→ What is being asked:
Lines containing the word "suitable" need to be counted. Please reply with how many there are, and nothing else.

→ Record list:
━━━━━━
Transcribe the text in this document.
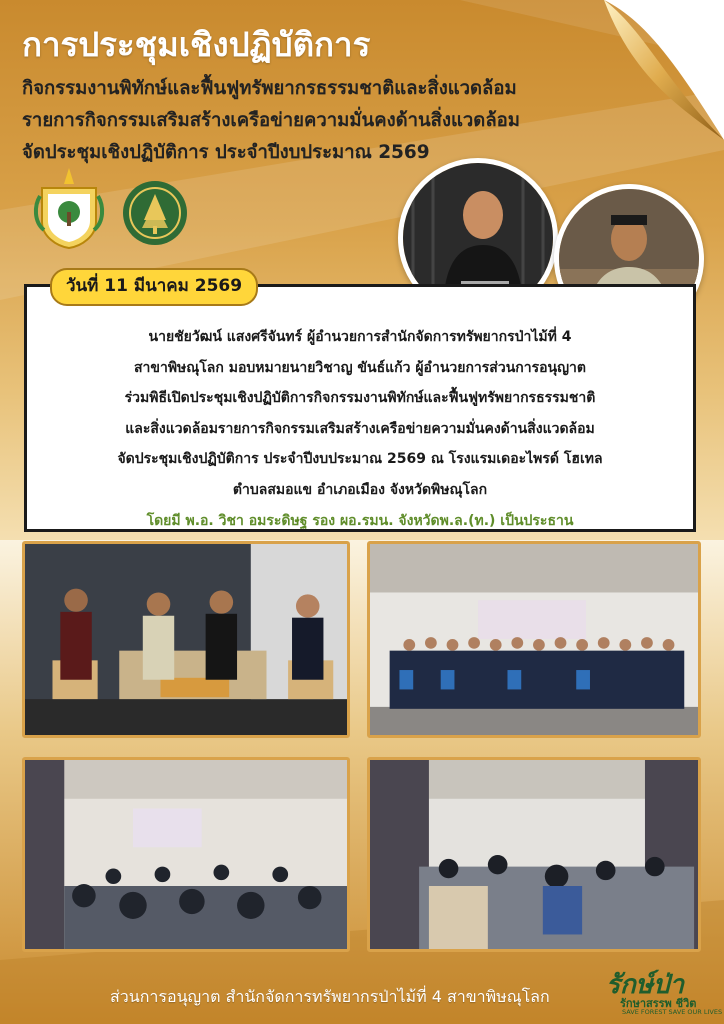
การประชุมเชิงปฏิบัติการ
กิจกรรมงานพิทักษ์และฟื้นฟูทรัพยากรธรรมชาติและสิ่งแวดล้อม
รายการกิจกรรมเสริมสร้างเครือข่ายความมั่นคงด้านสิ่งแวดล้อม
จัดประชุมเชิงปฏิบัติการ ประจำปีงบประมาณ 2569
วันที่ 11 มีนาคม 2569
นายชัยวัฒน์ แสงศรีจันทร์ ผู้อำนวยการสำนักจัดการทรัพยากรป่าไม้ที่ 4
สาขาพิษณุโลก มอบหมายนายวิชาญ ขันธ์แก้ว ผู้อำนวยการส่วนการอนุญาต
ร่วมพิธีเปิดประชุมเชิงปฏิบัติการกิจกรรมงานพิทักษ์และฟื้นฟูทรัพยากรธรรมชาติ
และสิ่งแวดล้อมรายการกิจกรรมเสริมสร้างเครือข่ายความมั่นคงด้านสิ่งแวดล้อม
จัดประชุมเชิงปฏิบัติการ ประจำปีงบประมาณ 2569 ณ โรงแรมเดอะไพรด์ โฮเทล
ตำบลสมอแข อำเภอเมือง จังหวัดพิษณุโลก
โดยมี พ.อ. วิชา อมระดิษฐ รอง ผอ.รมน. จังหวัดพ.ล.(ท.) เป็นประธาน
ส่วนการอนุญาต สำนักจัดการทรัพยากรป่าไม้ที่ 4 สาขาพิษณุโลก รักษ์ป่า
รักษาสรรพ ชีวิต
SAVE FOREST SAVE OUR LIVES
━━━━━━
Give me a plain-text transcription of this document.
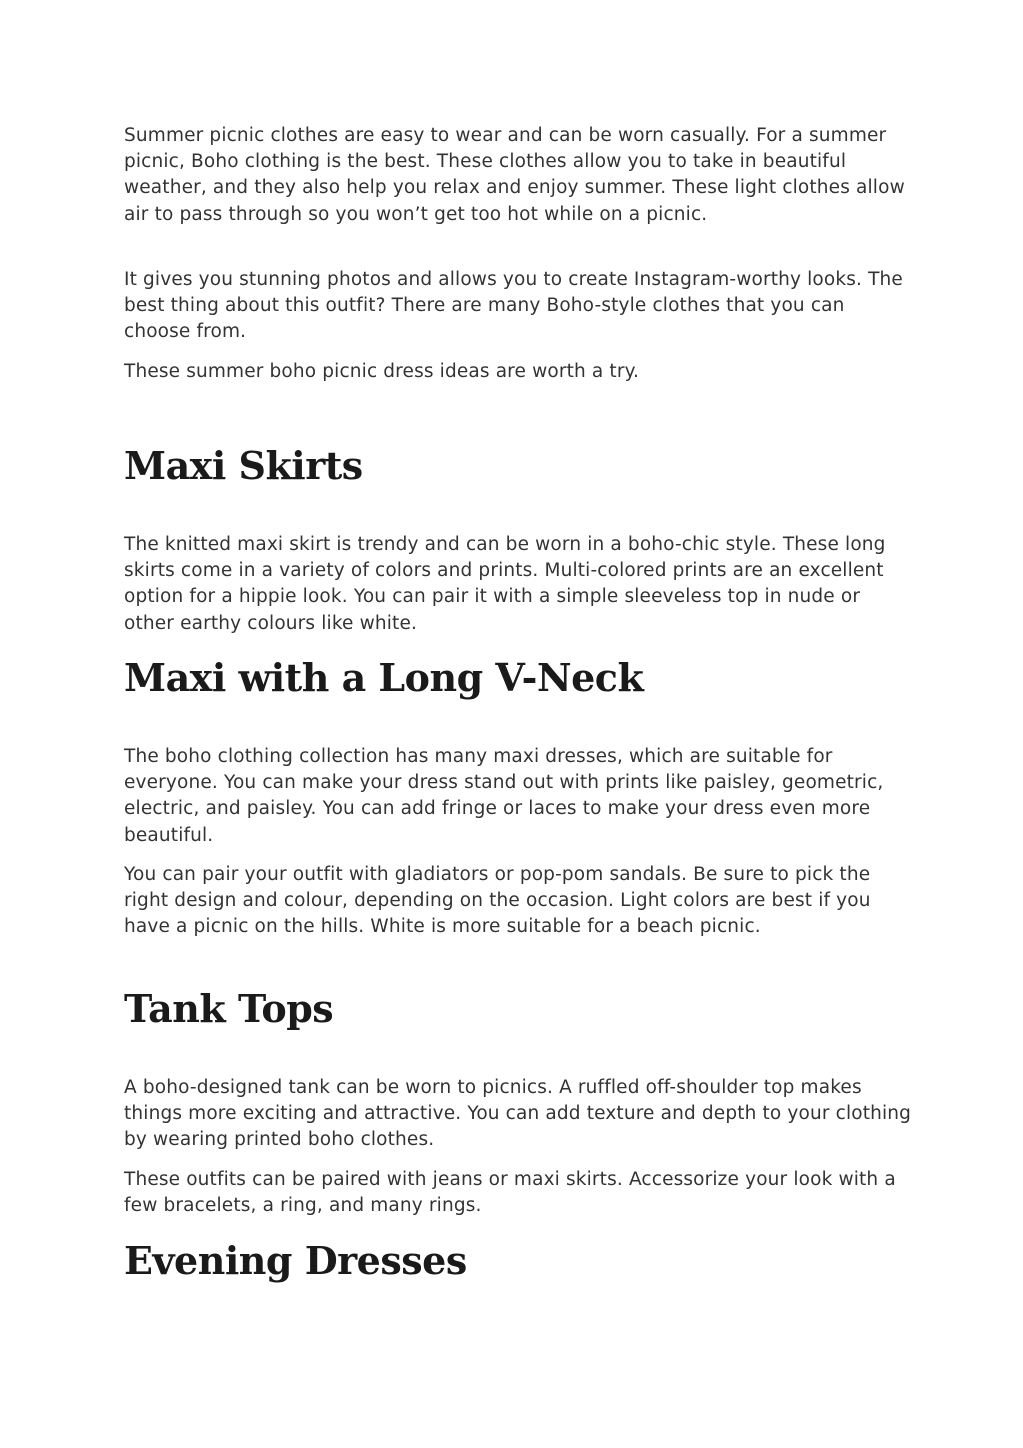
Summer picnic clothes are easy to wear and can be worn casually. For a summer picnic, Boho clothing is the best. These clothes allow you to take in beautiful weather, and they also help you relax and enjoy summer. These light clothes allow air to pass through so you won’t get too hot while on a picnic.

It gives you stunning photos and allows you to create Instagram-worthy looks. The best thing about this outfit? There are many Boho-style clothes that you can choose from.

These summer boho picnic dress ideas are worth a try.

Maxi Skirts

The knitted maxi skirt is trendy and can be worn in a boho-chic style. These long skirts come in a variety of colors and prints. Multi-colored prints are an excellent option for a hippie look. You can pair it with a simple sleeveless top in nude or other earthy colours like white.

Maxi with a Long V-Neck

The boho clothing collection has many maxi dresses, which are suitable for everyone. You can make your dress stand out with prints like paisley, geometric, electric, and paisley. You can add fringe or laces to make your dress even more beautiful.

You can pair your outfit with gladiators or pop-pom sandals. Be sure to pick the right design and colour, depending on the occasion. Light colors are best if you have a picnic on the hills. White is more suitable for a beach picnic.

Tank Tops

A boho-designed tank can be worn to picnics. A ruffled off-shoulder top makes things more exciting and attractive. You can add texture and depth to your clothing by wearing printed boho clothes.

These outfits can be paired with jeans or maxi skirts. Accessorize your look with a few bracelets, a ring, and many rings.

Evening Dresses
━━━━━━
→ Written solution:
2